* THE REQUEST *
Copy each line of the material below that includes the string "France".

┌─ RECORDS PROVIDED

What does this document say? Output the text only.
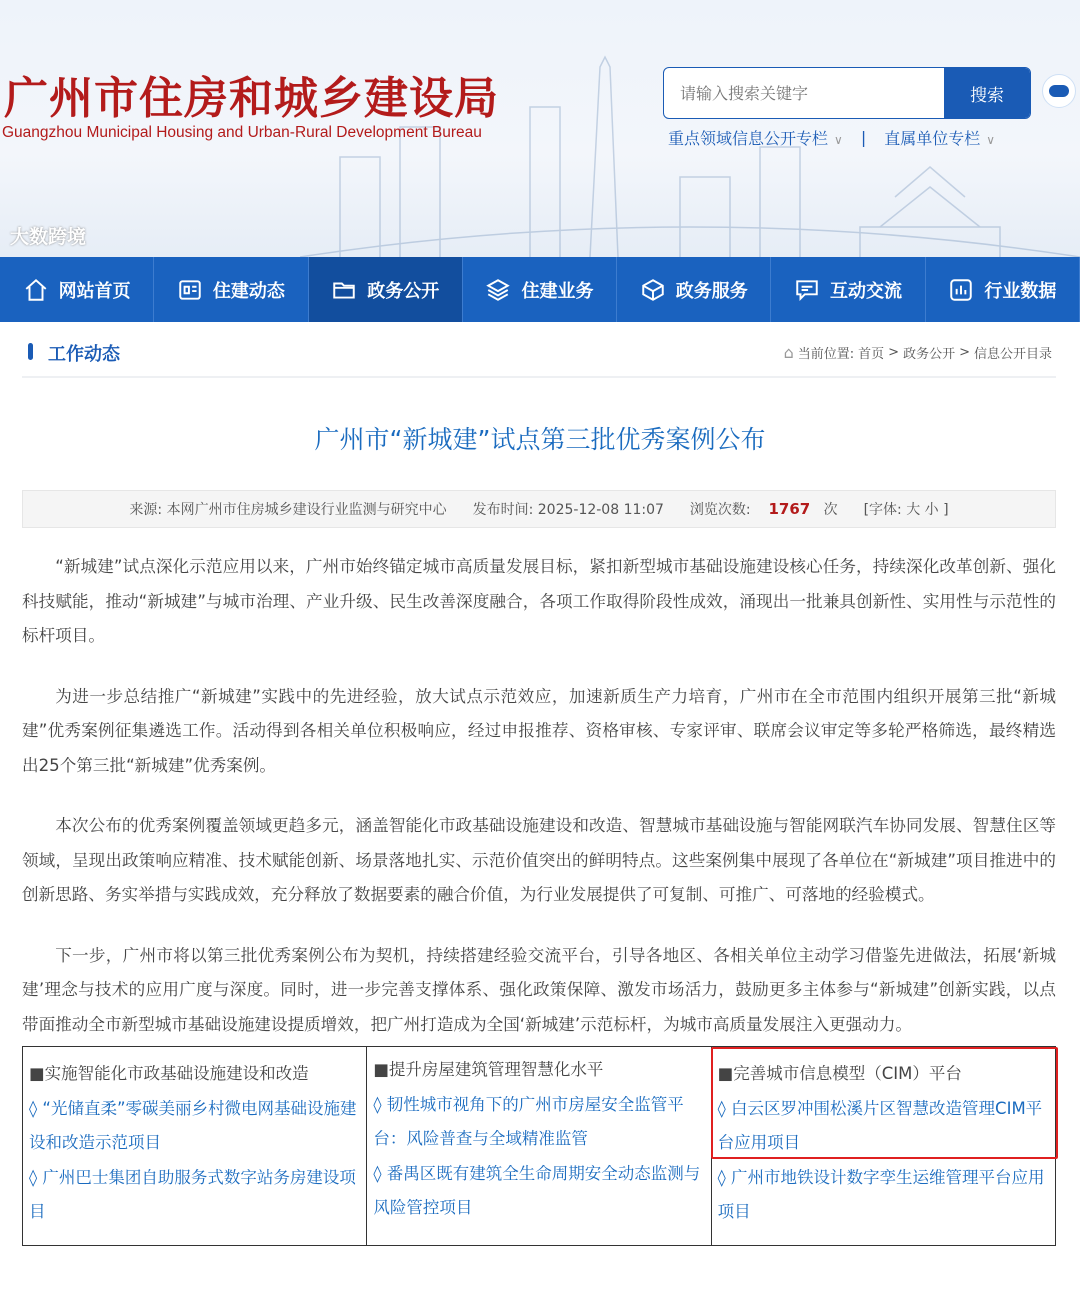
广州市住房和城乡建设局
Guangzhou Municipal Housing and Urban-Rural Development Bureau
请输入搜索关键字
搜索
重点领域信息公开专栏 ∨ | 直属单位专栏 ∨
大数跨境
网站首页	住建动态	政务公开	住建业务	政务服务	互动交流	行业数据
工作动态	⌂ 当前位置: 首页 > 政务公开 > 信息公开目录
广州市“新城建”试点第三批优秀案例公布
来源: 本网广州市住房城乡建设行业监测与研究中心 发布时间: 2025-12-08 11:07 浏览次数: 1767 次 [字体: 大 小 ]

“新城建”试点深化示范应用以来，广州市始终锚定城市高质量发展目标，紧扣新型城市基础设施建设核心任务，持续深化改革创新、强化科技赋能，推动“新城建”与城市治理、产业升级、民生改善深度融合，各项工作取得阶段性成效，涌现出一批兼具创新性、实用性与示范性的标杆项目。

为进一步总结推广“新城建”实践中的先进经验，放大试点示范效应，加速新质生产力培育，广州市在全市范围内组织开展第三批“新城建”优秀案例征集遴选工作。活动得到各相关单位积极响应，经过申报推荐、资格审核、专家评审、联席会议审定等多轮严格筛选，最终精选出25个第三批“新城建”优秀案例。

本次公布的优秀案例覆盖领域更趋多元，涵盖智能化市政基础设施建设和改造、智慧城市基础设施与智能网联汽车协同发展、智慧住区等领域，呈现出政策响应精准、技术赋能创新、场景落地扎实、示范价值突出的鲜明特点。这些案例集中展现了各单位在“新城建”项目推进中的创新思路、务实举措与实践成效，充分释放了数据要素的融合价值，为行业发展提供了可复制、可推广、可落地的经验模式。

下一步，广州市将以第三批优秀案例公布为契机，持续搭建经验交流平台，引导各地区、各相关单位主动学习借鉴先进做法，拓展‘新城建’理念与技术的应用广度与深度。同时，进一步完善支撑体系、强化政策保障、激发市场活力，鼓励更多主体参与“新城建”创新实践，以点带面推动全市新型城市基础设施建设提质增效，把广州打造成为全国‘新城建’示范标杆，为城市高质量发展注入更强动力。

■实施智能化市政基础设施建设和改造
◊ “光储直柔”零碳美丽乡村微电网基础设施建设和改造示范项目
◊ 广州巴士集团自助服务式数字站务房建设项目
■提升房屋建筑管理智慧化水平
◊ 韧性城市视角下的广州市房屋安全监管平台：风险普查与全域精准监管
◊ 番禺区既有建筑全生命周期安全动态监测与风险管控项目
■完善城市信息模型（CIM）平台
◊ 白云区罗冲围松溪片区智慧改造管理CIM平台应用项目
◊ 广州市地铁设计数字孪生运维管理平台应用项目
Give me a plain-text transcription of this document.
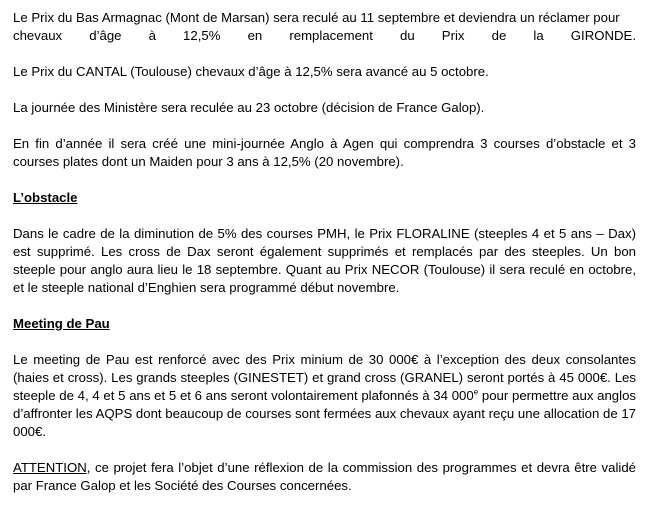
Le Prix du Bas Armagnac (Mont de Marsan) sera reculé au 11 septembre et deviendra un réclamer pour

chevaux d’âge à 12,5% en remplacement du Prix de la GIRONDE.

Le Prix du CANTAL (Toulouse) chevaux d’âge à 12,5% sera avancé au 5 octobre.

La journée des Ministère sera reculée au 23 octobre (décision de France Galop).

En fin d’année il sera créé une mini-journée Anglo à Agen qui comprendra 3 courses d’obstacle et 3 courses plates dont un Maiden pour 3 ans à 12,5% (20 novembre).

L’obstacle

Dans le cadre de la diminution de 5% des courses PMH, le Prix FLORALINE (steeples 4 et 5 ans – Dax) est supprimé. Les cross de Dax seront également supprimés et remplacés par des steeples. Un bon steeple pour anglo aura lieu le 18 septembre. Quant au Prix NECOR (Toulouse) il sera reculé en octobre, et le steeple national d’Enghien sera programmé début novembre.

Meeting de Pau

Le meeting de Pau est renforcé avec des Prix minium de 30 000€ à l’exception des deux consolantes (haies et cross). Les grands steeples (GINESTET) et grand cross (GRANEL) seront portés à 45 000€. Les steeple de 4, 4 et 5 ans et 5 et 6 ans seront volontairement plafonnés à 34 000e pour permettre aux anglos d’affronter les AQPS dont beaucoup de courses sont fermées aux chevaux ayant reçu une allocation de 17 000€.

ATTENTION, ce projet fera l’objet d’une réflexion de la commission des programmes et devra être validé par France Galop et les Société des Courses concernées.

└─

* CORRECT RESULT *
La journée des Ministère sera reculée au 23 octobre (décision de France Galop).
ATTENTION, ce projet fera l’objet d’une réflexion de la commission des programmes et devra être validé par France Galop et les Société des Courses concernées.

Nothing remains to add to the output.